_TEXT EXTRACT_:
☆ ☆ ☆ ☆ ☆

I listen to a lot of podcasts—it’s what I do at the gym. And at the top of many of them there is a request for support. “Umm,” I always think as I am on the treadmill or lifting weights, “I should do that.” And then I continue exercising and forget all about it until the next time I’m listening and there is a specific ask.
I’m also guilty of reading direct mail and thinking, “Sure, I’ll write a check,” then putting the paperwork in my office….and forgetting about it until my yearly clean-out. Phonathons have much the same effect. Too often I say yes, but if no one follows up (and I cannot believe how often that occurs) my good intentions go out the door.
The point is not that I am a bad person. It is that there is a reason that face-to-face asks are at the top of the ladder of effective solicitation. The closer you are to a person, the more you can gauge where they are, how motivated and how much more you need to do to get them to make that gift.

☆ ☆ ☆ ☆ ☆

_EXTRACTED DATA_:
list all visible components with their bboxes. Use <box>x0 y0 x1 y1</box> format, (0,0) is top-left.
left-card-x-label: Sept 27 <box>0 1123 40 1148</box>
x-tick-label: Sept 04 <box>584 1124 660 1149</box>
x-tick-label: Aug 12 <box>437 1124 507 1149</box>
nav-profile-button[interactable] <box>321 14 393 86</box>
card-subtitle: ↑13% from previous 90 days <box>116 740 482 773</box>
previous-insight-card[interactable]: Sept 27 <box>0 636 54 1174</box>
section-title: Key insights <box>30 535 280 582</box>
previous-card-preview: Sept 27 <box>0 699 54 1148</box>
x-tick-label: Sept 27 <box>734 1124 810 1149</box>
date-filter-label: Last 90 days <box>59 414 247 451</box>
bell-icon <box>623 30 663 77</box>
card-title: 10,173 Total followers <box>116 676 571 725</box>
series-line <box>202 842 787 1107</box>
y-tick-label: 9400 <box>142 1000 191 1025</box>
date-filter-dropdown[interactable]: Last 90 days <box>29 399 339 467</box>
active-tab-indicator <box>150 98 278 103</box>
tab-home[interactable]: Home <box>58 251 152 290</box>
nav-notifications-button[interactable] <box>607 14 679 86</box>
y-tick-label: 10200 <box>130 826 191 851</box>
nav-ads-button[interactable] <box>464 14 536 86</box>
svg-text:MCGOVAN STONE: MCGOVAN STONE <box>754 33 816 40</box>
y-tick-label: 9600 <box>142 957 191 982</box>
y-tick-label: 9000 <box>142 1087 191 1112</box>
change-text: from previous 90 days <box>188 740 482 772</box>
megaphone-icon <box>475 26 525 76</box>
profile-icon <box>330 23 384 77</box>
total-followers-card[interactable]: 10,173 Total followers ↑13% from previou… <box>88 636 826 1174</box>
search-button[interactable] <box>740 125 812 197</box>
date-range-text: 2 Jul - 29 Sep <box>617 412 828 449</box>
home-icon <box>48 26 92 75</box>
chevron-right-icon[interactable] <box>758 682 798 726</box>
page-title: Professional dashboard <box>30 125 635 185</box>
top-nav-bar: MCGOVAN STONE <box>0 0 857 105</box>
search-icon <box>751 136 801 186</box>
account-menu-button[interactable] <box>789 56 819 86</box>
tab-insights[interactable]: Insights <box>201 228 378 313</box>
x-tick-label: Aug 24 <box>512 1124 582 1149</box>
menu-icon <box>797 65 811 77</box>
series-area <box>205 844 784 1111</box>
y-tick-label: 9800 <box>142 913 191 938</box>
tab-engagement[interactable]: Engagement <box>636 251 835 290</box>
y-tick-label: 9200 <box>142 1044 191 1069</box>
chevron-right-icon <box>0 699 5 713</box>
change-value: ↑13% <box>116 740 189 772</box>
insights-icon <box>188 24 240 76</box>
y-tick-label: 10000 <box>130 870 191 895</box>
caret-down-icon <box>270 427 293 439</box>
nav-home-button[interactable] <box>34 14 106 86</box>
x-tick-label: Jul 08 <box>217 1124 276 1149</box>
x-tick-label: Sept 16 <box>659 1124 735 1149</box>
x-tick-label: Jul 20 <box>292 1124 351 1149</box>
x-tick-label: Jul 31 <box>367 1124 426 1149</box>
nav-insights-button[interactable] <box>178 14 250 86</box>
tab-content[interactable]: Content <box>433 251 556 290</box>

☆ ☆ ☆ ☆ ☆

_DIRECTION 1_:
Can you copy the stretch of the fundraising passage from "I listen to" through "a specific ask.", word for word?
_DIRECTION 2_:
How would the fundraising passage go on after its last sentence? Write what follows.
The rows have nothing to do with the fundraising passage.

_WRITTEN RESPONSE 1_:
I listen to a lot of podcasts—it’s what I do at the gym. And at the top of many of them there is a request for support. “Umm,” I always think as I am on the treadmill or lifting weights, “I should do that.” And then I continue exercising and forget all about it until the next time I’m listening and there is a specific ask.

_WRITTEN RESPONSE 2_:
It’s why big gifts are generally gotten by one person asking another person up close and personal. And it is why I believe that social media as a fundraising phenomena will never be the norm for major gifts.
That’s not to say that fundraising techniques that can easily touch a lot of people at once aren’t important. They are. But Pareto’s Principle still holds. Some people call this the 80/20 rule, but in reality it just means that the majority of results come from a minority of inputs. So, as we know, most of the wealth in this country is held by a very small number of people. Likewise, most of your gift revenue will come from a small percentage of your donors.
These donors, by and large, will respond best to personal attention. A wise executive or development director makes sure that time is set aside for those individual visits, one on one phone calls, regular check-ins. These are donors you really don’t want to lose.
While everyone who supports us is important, if a $75 donor decides not to respond to your direct mail, you probably won’t be facing a fiscal crisis. But if the donor you were counting on for a $75,000 gift doesn’t come through, you may be in a bit of a pickle.
But why stop at major donors? It may not pay for you to actually meet a smaller donor, but a personal call or handwritten note may push that prospect to respond by finally pulling out the checkbook or writing the credit card number on that reply device.
Don’t hope that donors will remember to give; remind them. And remember that the closer you are to the prospect, the closer he or she is to becoming a donor.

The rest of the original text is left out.